▶ What you should do
Which lines in the material below contain the word "text"? Copy each of them.

▶ Record list
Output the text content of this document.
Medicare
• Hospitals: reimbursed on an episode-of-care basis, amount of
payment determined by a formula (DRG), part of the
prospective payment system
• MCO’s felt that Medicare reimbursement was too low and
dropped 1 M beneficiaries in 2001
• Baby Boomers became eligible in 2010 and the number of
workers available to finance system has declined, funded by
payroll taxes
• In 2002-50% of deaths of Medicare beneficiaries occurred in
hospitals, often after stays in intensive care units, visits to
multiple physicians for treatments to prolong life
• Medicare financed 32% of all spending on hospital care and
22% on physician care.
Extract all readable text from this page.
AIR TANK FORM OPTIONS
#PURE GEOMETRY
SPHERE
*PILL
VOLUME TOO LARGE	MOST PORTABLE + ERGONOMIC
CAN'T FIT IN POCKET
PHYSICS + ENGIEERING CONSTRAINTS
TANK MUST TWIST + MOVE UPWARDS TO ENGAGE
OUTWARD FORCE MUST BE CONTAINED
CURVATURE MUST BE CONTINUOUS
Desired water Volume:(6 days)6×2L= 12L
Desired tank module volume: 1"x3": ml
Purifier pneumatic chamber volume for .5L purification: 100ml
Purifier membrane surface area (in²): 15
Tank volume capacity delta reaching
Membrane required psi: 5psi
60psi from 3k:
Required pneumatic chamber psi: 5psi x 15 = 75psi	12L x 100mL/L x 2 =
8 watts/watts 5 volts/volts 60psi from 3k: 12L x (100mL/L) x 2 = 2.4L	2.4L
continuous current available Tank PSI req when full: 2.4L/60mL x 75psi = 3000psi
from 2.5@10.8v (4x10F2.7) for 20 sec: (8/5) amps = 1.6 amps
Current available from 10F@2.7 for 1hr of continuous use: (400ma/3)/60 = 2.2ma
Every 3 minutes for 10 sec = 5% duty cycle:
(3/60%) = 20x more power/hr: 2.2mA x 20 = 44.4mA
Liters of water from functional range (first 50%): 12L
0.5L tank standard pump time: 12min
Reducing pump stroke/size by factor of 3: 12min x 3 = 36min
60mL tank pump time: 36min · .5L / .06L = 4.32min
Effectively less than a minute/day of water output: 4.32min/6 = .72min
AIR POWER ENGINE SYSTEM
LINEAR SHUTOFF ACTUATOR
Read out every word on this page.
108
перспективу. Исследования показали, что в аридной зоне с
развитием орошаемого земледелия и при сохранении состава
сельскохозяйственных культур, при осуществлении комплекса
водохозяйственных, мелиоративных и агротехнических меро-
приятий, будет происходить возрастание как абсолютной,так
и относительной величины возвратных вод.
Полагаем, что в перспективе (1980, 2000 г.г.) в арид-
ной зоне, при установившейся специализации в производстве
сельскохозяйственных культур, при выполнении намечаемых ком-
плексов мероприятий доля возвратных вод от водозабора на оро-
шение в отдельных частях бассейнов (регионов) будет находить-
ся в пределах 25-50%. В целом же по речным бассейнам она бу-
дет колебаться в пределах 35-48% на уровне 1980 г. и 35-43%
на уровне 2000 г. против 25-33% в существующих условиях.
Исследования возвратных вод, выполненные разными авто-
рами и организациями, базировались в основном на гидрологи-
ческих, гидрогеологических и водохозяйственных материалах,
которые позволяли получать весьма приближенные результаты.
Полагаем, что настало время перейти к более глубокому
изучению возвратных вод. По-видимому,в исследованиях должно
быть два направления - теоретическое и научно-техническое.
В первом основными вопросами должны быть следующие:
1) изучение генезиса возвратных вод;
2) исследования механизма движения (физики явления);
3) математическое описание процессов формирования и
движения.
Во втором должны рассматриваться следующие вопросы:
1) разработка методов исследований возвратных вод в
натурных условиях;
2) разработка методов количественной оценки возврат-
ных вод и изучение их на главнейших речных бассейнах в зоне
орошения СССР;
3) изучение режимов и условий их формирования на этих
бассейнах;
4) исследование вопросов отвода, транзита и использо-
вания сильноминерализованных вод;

▶ Answer to the exercise
Output the text content of this document.
Extract all readable text from this page.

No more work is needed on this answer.